### Work required
Give every line below again, exactly.

Data entries
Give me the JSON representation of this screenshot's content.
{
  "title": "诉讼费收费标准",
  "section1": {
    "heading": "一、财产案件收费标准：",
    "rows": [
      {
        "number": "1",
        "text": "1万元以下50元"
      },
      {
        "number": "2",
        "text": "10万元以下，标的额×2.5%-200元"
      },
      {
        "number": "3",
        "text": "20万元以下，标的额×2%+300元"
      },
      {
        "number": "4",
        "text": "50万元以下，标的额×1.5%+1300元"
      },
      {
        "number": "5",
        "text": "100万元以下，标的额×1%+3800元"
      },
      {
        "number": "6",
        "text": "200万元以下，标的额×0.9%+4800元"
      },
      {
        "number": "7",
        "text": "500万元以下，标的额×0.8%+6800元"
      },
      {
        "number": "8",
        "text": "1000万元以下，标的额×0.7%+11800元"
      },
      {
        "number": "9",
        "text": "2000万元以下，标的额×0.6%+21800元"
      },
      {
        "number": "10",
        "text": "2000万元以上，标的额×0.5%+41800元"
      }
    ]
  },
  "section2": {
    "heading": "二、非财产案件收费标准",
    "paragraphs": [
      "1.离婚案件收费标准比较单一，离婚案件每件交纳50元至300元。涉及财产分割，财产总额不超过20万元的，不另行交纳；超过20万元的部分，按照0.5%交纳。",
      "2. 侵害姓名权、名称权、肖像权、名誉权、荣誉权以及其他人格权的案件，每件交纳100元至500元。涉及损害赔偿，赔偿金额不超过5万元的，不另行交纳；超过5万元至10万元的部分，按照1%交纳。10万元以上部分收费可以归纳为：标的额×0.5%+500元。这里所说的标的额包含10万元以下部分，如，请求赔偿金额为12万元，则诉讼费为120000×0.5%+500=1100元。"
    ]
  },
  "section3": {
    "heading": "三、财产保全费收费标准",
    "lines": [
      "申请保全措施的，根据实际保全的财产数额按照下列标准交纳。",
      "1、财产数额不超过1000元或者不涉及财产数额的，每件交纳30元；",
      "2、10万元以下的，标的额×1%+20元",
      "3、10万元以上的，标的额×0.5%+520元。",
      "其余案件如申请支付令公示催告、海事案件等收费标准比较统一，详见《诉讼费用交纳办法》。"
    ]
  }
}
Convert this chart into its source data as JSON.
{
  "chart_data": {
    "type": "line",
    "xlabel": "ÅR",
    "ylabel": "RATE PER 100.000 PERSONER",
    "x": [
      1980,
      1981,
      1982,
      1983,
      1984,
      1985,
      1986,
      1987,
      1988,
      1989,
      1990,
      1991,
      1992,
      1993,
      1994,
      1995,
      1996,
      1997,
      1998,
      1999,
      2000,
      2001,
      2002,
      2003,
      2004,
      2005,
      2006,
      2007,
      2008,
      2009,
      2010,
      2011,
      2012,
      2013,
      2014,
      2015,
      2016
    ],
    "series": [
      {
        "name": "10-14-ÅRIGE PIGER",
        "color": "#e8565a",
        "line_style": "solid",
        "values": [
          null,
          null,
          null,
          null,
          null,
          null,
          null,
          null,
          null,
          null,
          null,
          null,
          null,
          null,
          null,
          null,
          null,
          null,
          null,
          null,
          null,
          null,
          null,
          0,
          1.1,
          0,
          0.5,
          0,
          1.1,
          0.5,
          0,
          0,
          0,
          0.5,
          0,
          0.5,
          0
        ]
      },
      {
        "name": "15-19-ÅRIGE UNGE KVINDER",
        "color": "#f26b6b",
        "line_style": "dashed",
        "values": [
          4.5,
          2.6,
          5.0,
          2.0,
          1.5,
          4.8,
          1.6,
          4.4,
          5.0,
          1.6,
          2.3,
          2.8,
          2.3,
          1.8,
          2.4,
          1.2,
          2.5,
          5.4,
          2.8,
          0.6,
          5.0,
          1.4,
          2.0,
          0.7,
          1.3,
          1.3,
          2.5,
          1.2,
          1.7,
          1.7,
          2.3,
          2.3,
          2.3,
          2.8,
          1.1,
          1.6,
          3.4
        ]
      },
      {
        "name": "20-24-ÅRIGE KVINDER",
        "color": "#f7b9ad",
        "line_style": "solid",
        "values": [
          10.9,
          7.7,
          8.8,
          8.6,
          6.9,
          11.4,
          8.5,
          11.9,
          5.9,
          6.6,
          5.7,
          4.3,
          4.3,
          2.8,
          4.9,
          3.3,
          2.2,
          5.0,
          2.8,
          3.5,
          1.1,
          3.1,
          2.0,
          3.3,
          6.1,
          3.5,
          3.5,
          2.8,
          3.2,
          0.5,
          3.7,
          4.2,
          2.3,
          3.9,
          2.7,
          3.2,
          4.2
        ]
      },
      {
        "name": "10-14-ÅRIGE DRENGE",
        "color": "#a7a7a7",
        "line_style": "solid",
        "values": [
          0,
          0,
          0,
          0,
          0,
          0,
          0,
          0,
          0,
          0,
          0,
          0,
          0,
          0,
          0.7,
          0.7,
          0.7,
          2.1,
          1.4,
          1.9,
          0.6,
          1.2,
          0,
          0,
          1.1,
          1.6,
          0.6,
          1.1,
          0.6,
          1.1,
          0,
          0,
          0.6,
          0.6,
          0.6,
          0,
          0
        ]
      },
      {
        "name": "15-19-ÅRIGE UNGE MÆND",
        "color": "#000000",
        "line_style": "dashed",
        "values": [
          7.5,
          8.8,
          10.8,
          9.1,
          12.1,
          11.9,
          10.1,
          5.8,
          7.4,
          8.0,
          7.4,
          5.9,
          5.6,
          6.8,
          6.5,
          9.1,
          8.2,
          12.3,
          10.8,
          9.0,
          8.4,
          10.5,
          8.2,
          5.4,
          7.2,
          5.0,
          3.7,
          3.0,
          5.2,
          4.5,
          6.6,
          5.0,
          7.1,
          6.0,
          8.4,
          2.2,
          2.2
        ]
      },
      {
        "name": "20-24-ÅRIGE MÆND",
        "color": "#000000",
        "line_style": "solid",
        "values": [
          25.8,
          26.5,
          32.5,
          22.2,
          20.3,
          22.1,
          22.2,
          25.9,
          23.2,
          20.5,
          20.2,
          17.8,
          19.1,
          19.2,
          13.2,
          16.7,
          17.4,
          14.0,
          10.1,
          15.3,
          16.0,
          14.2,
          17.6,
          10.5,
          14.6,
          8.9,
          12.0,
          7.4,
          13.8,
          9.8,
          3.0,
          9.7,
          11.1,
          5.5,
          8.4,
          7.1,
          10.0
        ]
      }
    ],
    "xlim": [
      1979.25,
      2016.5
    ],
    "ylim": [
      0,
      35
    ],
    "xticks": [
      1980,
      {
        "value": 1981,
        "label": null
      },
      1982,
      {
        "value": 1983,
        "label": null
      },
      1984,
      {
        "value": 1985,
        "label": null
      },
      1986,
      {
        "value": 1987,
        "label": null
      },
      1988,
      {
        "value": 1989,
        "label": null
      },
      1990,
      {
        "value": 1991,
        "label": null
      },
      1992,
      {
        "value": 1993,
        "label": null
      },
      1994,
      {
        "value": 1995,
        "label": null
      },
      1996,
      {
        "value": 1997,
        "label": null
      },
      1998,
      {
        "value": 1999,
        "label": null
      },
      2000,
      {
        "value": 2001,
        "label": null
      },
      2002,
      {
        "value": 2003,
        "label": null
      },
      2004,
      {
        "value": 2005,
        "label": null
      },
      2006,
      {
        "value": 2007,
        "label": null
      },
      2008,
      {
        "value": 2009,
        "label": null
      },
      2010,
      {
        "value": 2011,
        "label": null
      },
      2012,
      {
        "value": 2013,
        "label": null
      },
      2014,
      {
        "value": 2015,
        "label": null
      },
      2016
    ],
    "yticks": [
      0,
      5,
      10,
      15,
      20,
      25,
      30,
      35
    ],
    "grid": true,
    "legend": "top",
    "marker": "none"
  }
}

### Task output
Give me the JSON representation of this screenshot's content.
{
  "title": "诉讼费收费标准",
  "section1": {
    "heading": "一、财产案件收费标准：",
    "rows": [
      {
        "number": "1",
        "text": "1万元以下50元"
      },
      {
        "number": "2",
        "text": "10万元以下，标的额×2.5%-200元"
      },
      {
        "number": "3",
        "text": "20万元以下，标的额×2%+300元"
      },
      {
        "number": "4",
        "text": "50万元以下，标的额×1.5%+1300元"
      },
      {
        "number": "5",
        "text": "100万元以下，标的额×1%+3800元"
      },
      {
        "number": "6",
        "text": "200万元以下，标的额×0.9%+4800元"
      },
      {
        "number": "7",
        "text": "500万元以下，标的额×0.8%+6800元"
      },
      {
        "number": "8",
        "text": "1000万元以下，标的额×0.7%+11800元"
      },
      {
        "number": "9",
        "text": "2000万元以下，标的额×0.6%+21800元"
      },
      {
        "number": "10",
        "text": "2000万元以上，标的额×0.5%+41800元"
      }
    ]
  },
  "section2": {
    "heading": "二、非财产案件收费标准",
    "paragraphs": [
      "1.离婚案件收费标准比较单一，离婚案件每件交纳50元至300元。涉及财产分割，财产总额不超过20万元的，不另行交纳；超过20万元的部分，按照0.5%交纳。",
      "2. 侵害姓名权、名称权、肖像权、名誉权、荣誉权以及其他人格权的案件，每件交纳100元至500元。涉及损害赔偿，赔偿金额不超过5万元的，不另行交纳；超过5万元至10万元的部分，按照1%交纳。10万元以上部分收费可以归纳为：标的额×0.5%+500元。这里所说的标的额包含10万元以下部分，如，请求赔偿金额为12万元，则诉讼费为120000×0.5%+500=1100元。"
    ]
  },
  "section3": {
    "heading": "三、财产保全费收费标准",
    "lines": [
      "申请保全措施的，根据实际保全的财产数额按照下列标准交纳。",
      "1、财产数额不超过1000元或者不涉及财产数额的，每件交纳30元；",
      "2、10万元以下的，标的额×1%+20元",
      "3、10万元以上的，标的额×0.5%+520元。",
      "其余案件如申请支付令公示催告、海事案件等收费标准比较统一，详见《诉讼费用交纳办法》。"
    ]
  }
}
Convert this chart into its source data as JSON.
{
  "chart_data": {
    "type": "line",
    "xlabel": "ÅR",
    "ylabel": "RATE PER 100.000 PERSONER",
    "x": [
      1980,
      1981,
      1982,
      1983,
      1984,
      1985,
      1986,
      1987,
      1988,
      1989,
      1990,
      1991,
      1992,
      1993,
      1994,
      1995,
      1996,
      1997,
      1998,
      1999,
      2000,
      2001,
      2002,
      2003,
      2004,
      2005,
      2006,
      2007,
      2008,
      2009,
      2010,
      2011,
      2012,
      2013,
      2014,
      2015,
      2016
    ],
    "series": [
      {
        "name": "10-14-ÅRIGE PIGER",
        "color": "#e8565a",
        "line_style": "solid",
        "values": [
          null,
          null,
          null,
          null,
          null,
          null,
          null,
          null,
          null,
          null,
          null,
          null,
          null,
          null,
          null,
          null,
          null,
          null,
          null,
          null,
          null,
          null,
          null,
          0,
          1.1,
          0,
          0.5,
          0,
          1.1,
          0.5,
          0,
          0,
          0,
          0.5,
          0,
          0.5,
          0
        ]
      },
      {
        "name": "15-19-ÅRIGE UNGE KVINDER",
        "color": "#f26b6b",
        "line_style": "dashed",
        "values": [
          4.5,
          2.6,
          5.0,
          2.0,
          1.5,
          4.8,
          1.6,
          4.4,
          5.0,
          1.6,
          2.3,
          2.8,
          2.3,
          1.8,
          2.4,
          1.2,
          2.5,
          5.4,
          2.8,
          0.6,
          5.0,
          1.4,
          2.0,
          0.7,
          1.3,
          1.3,
          2.5,
          1.2,
          1.7,
          1.7,
          2.3,
          2.3,
          2.3,
          2.8,
          1.1,
          1.6,
          3.4
        ]
      },
      {
        "name": "20-24-ÅRIGE KVINDER",
        "color": "#f7b9ad",
        "line_style": "solid",
        "values": [
          10.9,
          7.7,
          8.8,
          8.6,
          6.9,
          11.4,
          8.5,
          11.9,
          5.9,
          6.6,
          5.7,
          4.3,
          4.3,
          2.8,
          4.9,
          3.3,
          2.2,
          5.0,
          2.8,
          3.5,
          1.1,
          3.1,
          2.0,
          3.3,
          6.1,
          3.5,
          3.5,
          2.8,
          3.2,
          0.5,
          3.7,
          4.2,
          2.3,
          3.9,
          2.7,
          3.2,
          4.2
        ]
      },
      {
        "name": "10-14-ÅRIGE DRENGE",
        "color": "#a7a7a7",
        "line_style": "solid",
        "values": [
          0,
          0,
          0,
          0,
          0,
          0,
          0,
          0,
          0,
          0,
          0,
          0,
          0,
          0,
          0.7,
          0.7,
          0.7,
          2.1,
          1.4,
          1.9,
          0.6,
          1.2,
          0,
          0,
          1.1,
          1.6,
          0.6,
          1.1,
          0.6,
          1.1,
          0,
          0,
          0.6,
          0.6,
          0.6,
          0,
          0
        ]
      },
      {
        "name": "15-19-ÅRIGE UNGE MÆND",
        "color": "#000000",
        "line_style": "dashed",
        "values": [
          7.5,
          8.8,
          10.8,
          9.1,
          12.1,
          11.9,
          10.1,
          5.8,
          7.4,
          8.0,
          7.4,
          5.9,
          5.6,
          6.8,
          6.5,
          9.1,
          8.2,
          12.3,
          10.8,
          9.0,
          8.4,
          10.5,
          8.2,
          5.4,
          7.2,
          5.0,
          3.7,
          3.0,
          5.2,
          4.5,
          6.6,
          5.0,
          7.1,
          6.0,
          8.4,
          2.2,
          2.2
        ]
      },
      {
        "name": "20-24-ÅRIGE MÆND",
        "color": "#000000",
        "line_style": "solid",
        "values": [
          25.8,
          26.5,
          32.5,
          22.2,
          20.3,
          22.1,
          22.2,
          25.9,
          23.2,
          20.5,
          20.2,
          17.8,
          19.1,
          19.2,
          13.2,
          16.7,
          17.4,
          14.0,
          10.1,
          15.3,
          16.0,
          14.2,
          17.6,
          10.5,
          14.6,
          8.9,
          12.0,
          7.4,
          13.8,
          9.8,
          3.0,
          9.7,
          11.1,
          5.5,
          8.4,
          7.1,
          10.0
        ]
      }
    ],
    "xlim": [
      1979.25,
      2016.5
    ],
    "ylim": [
      0,
      35
    ],
    "xticks": [
      1980,
      {
        "value": 1981,
        "label": null
      },
      1982,
      {
        "value": 1983,
        "label": null
      },
      1984,
      {
        "value": 1985,
        "label": null
      },
      1986,
      {
        "value": 1987,
        "label": null
      },
      1988,
      {
        "value": 1989,
        "label": null
      },
      1990,
      {
        "value": 1991,
        "label": null
      },
      1992,
      {
        "value": 1993,
        "label": null
      },
      1994,
      {
        "value": 1995,
        "label": null
      },
      1996,
      {
        "value": 1997,
        "label": null
      },
      1998,
      {
        "value": 1999,
        "label": null
      },
      2000,
      {
        "value": 2001,
        "label": null
      },
      2002,
      {
        "value": 2003,
        "label": null
      },
      2004,
      {
        "value": 2005,
        "label": null
      },
      2006,
      {
        "value": 2007,
        "label": null
      },
      2008,
      {
        "value": 2009,
        "label": null
      },
      2010,
      {
        "value": 2011,
        "label": null
      },
      2012,
      {
        "value": 2013,
        "label": null
      },
      2014,
      {
        "value": 2015,
        "label": null
      },
      2016
    ],
    "yticks": [
      0,
      5,
      10,
      15,
      20,
      25,
      30,
      35
    ],
    "grid": true,
    "legend": "top",
    "marker": "none"
  }
}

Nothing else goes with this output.